**読む文章**

>>>>>

同時期に個展の開催があったため、作品をご覧いただいた方々に蔓延防止の祈願を込めて作成しました。
この「朱雀」は西洋美術における「構造線(Contour line)」を残しています。
通常ですと、構造線を使って「朱雀」の形を把握し、それを基にしてデッサンし彩色します。
今回は抽象的に、さらに構造線の線と線、線と曲線の交わった箇所に鑑賞者の目がいく性質があるため、交差部分に色彩を施しました。
骨組みを明確に示したまま、よりシンプルにし、「朱雀」として繁栄や幸福、成功などの願いを込めた作品となります。
※西洋美術の構造線
ピーテル・パウル・ルーベンス(1577年〜1640年)の作品全般や、フランシスコ・デ・ゴヤ(1746年~1823年)の「マドリード」(1808年制作)、パブロ・ピカソ(1881年〜1973年)の「ゲルニカ」(1937年制作)などの構造線はわかりやすく、さらに構造線の交差部分からメッセージを感じ取れます。
交差部分による鑑賞者の目線は、西洋絵画が横移動、浮世絵などの鑑賞者の目線は、上から下への縦移動の性質があります。

<<<<<

(注釈付き要素の記録)
>>>>>

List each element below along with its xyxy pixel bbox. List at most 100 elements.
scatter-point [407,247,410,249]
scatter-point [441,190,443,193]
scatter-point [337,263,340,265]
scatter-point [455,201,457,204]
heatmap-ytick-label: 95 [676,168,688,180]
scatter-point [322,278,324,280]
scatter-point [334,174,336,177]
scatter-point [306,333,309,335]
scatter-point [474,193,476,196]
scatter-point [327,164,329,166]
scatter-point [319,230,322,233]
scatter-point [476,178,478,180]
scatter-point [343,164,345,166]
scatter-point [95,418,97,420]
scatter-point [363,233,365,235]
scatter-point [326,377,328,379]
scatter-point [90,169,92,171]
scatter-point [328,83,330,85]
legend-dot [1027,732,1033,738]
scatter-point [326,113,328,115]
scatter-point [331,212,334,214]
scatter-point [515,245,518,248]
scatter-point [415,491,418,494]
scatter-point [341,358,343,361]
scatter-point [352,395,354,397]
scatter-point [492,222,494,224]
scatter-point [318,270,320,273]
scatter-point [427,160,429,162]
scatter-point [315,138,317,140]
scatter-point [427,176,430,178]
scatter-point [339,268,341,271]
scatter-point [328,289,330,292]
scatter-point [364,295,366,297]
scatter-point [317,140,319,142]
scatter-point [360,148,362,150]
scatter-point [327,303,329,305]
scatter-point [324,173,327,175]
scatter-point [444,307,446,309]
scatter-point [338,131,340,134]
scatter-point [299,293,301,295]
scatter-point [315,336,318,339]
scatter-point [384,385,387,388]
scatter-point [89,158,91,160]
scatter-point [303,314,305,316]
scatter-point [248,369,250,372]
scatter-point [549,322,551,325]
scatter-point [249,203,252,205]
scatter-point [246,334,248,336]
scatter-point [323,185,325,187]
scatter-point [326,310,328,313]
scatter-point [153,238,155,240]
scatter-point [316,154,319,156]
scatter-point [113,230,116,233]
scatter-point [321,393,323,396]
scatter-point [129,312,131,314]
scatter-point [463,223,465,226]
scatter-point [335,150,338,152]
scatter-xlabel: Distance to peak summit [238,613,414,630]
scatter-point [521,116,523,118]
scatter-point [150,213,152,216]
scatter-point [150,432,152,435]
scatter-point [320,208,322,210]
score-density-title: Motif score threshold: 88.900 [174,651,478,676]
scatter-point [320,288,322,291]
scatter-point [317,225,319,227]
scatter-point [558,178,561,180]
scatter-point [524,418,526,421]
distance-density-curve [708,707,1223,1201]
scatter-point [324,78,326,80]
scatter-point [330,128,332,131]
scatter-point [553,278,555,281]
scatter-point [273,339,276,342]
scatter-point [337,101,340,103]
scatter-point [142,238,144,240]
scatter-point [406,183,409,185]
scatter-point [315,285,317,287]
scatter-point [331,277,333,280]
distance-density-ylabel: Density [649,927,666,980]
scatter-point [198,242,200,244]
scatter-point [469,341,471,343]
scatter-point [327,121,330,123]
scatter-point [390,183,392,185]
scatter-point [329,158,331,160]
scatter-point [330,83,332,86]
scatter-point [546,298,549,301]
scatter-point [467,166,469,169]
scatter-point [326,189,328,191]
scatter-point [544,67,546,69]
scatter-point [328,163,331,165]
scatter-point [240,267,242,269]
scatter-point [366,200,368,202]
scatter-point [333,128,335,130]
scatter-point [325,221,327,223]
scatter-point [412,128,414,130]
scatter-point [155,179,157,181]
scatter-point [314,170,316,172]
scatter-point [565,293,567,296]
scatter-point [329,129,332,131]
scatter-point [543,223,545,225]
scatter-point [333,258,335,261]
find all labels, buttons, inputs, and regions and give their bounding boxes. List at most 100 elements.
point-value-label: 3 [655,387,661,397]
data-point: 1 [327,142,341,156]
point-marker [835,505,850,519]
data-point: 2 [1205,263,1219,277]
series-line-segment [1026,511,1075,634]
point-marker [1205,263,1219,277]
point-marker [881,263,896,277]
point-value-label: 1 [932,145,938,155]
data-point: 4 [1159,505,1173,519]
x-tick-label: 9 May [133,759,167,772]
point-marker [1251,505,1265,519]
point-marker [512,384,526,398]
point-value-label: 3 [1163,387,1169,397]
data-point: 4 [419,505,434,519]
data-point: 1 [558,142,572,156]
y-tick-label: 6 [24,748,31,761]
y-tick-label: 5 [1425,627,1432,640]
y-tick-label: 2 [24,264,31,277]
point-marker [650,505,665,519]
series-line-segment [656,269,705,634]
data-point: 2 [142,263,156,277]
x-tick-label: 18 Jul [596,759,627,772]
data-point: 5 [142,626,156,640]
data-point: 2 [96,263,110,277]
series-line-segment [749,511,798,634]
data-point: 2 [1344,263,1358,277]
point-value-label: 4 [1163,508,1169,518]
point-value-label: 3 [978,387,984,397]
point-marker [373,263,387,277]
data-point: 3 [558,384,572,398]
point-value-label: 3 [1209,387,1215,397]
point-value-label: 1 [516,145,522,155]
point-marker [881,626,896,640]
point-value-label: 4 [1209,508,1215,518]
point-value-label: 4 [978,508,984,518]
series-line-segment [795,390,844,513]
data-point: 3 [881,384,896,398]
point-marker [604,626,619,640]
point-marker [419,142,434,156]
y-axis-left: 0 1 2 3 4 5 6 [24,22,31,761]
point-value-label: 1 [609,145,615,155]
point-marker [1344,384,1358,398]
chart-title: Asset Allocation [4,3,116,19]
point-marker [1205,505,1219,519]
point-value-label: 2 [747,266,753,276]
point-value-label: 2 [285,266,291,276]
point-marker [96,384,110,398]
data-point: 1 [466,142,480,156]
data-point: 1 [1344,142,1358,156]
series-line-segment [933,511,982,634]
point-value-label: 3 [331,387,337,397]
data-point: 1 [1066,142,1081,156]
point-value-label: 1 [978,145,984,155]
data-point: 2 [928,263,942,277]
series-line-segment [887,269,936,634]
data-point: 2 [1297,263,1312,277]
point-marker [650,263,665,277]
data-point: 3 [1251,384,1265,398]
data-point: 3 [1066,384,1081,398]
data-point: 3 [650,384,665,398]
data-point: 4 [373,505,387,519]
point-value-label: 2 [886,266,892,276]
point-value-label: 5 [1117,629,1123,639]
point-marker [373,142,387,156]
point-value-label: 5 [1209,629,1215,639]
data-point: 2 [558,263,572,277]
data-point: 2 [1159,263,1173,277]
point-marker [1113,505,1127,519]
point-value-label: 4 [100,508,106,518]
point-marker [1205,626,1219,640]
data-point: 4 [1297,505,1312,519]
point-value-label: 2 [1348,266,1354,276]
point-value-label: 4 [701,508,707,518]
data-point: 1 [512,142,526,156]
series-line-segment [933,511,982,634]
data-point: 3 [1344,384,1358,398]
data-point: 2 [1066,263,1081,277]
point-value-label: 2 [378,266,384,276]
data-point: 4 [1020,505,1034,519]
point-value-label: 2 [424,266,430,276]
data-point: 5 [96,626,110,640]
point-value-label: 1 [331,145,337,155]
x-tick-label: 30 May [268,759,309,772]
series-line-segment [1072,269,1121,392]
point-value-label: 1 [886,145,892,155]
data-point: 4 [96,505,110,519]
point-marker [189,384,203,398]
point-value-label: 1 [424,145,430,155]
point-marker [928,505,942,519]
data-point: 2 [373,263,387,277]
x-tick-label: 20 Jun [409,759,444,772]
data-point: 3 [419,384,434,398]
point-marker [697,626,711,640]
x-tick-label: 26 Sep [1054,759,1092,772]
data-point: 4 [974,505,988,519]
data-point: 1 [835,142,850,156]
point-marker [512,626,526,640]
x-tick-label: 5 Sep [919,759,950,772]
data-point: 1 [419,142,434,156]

<<<<<

**課題**
a: 「朱雀」の解説をもとに、次の問いに答えよ。
(i) この作品は、作品を見た人々に向けて何の祈願を込めて作成されたか。
(ii) 構造線の交差部分に色彩を施したのは、鑑賞者の目にどのような性質があるためか。
(iii) 浮世絵などの鑑賞者の目線には、どのような移動の性質があるか。
b: 「朱雀」の解説のうち、「ピーテル・パウル・ルーベンス」で始まる段落を、主な事実を残して箇条書きに書き直せ。

**回答**
a:
(i) 蔓延防止の祈願
(ii) 線と線、線と曲線の交わった箇所に目がいく性質
(iii) 上から下への縦移動の性質

b:
構造線がわかりやすく、交差部分からメッセージを感じ取れる作品の例:
- ピーテル・パウル・ルーベンス(1577年〜1640年)の作品全般
- フランシスコ・デ・ゴヤ(1746年~1823年)の「マドリード」(1808年制作)
- パブロ・ピカソ(1881年〜1973年)の「ゲルニカ」(1937年制作)